= WRITTEN INSTRUCTION =
Copy out each line below exactly as it appears.

= RECORDS PROVIDED =
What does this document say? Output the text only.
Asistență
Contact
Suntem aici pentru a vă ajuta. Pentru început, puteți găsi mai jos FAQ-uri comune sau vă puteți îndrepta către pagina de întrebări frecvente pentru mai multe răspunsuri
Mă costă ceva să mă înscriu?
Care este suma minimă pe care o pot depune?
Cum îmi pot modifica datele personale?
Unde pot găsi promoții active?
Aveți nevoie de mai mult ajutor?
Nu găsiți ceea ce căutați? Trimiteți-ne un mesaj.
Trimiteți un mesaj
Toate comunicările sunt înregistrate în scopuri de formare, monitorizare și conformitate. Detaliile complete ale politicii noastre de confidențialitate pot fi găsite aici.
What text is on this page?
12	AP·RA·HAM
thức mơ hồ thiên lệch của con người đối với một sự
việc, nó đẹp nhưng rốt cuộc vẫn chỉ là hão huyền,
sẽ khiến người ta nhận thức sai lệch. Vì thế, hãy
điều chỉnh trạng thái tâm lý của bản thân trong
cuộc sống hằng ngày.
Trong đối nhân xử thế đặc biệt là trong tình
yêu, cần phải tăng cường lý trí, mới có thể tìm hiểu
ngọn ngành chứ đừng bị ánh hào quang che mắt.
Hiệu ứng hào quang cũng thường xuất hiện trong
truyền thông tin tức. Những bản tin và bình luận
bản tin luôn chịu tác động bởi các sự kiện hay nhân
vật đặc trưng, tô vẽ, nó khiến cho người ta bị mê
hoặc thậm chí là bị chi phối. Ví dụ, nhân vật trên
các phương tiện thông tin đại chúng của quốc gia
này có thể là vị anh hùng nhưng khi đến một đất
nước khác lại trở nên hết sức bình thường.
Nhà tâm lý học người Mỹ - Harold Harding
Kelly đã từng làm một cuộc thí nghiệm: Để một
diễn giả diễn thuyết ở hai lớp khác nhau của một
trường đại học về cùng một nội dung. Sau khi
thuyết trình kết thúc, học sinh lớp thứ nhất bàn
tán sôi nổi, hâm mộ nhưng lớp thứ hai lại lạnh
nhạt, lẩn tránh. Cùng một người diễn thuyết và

= RIGHT ANSWER =
What does this document say? Output the text only.
Asistență
Contact
Suntem aici pentru a vă ajuta. Pentru început, puteți găsi mai jos FAQ-uri comune sau vă puteți îndrepta către pagina de întrebări frecvente pentru mai multe răspunsuri
Mă costă ceva să mă înscriu?
Care este suma minimă pe care o pot depune?
Cum îmi pot modifica datele personale?
Unde pot găsi promoții active?
Aveți nevoie de mai mult ajutor?
Nu găsiți ceea ce căutați? Trimiteți-ne un mesaj.
Trimiteți un mesaj
Toate comunicările sunt înregistrate în scopuri de formare, monitorizare și conformitate. Detaliile complete ale politicii noastre de confidențialitate pot fi găsite aici.
What text is on this page?
12	AP·RA·HAM
thức mơ hồ thiên lệch của con người đối với một sự
việc, nó đẹp nhưng rốt cuộc vẫn chỉ là hão huyền,
sẽ khiến người ta nhận thức sai lệch. Vì thế, hãy
điều chỉnh trạng thái tâm lý của bản thân trong
cuộc sống hằng ngày.
Trong đối nhân xử thế đặc biệt là trong tình
yêu, cần phải tăng cường lý trí, mới có thể tìm hiểu
ngọn ngành chứ đừng bị ánh hào quang che mắt.
Hiệu ứng hào quang cũng thường xuất hiện trong
truyền thông tin tức. Những bản tin và bình luận
bản tin luôn chịu tác động bởi các sự kiện hay nhân
vật đặc trưng, tô vẽ, nó khiến cho người ta bị mê
hoặc thậm chí là bị chi phối. Ví dụ, nhân vật trên
các phương tiện thông tin đại chúng của quốc gia
này có thể là vị anh hùng nhưng khi đến một đất
nước khác lại trở nên hết sức bình thường.
Nhà tâm lý học người Mỹ - Harold Harding
Kelly đã từng làm một cuộc thí nghiệm: Để một
diễn giả diễn thuyết ở hai lớp khác nhau của một
trường đại học về cùng một nội dung. Sau khi
thuyết trình kết thúc, học sinh lớp thứ nhất bàn
tán sôi nổi, hâm mộ nhưng lớp thứ hai lại lạnh
nhạt, lẩn tránh. Cùng một người diễn thuyết và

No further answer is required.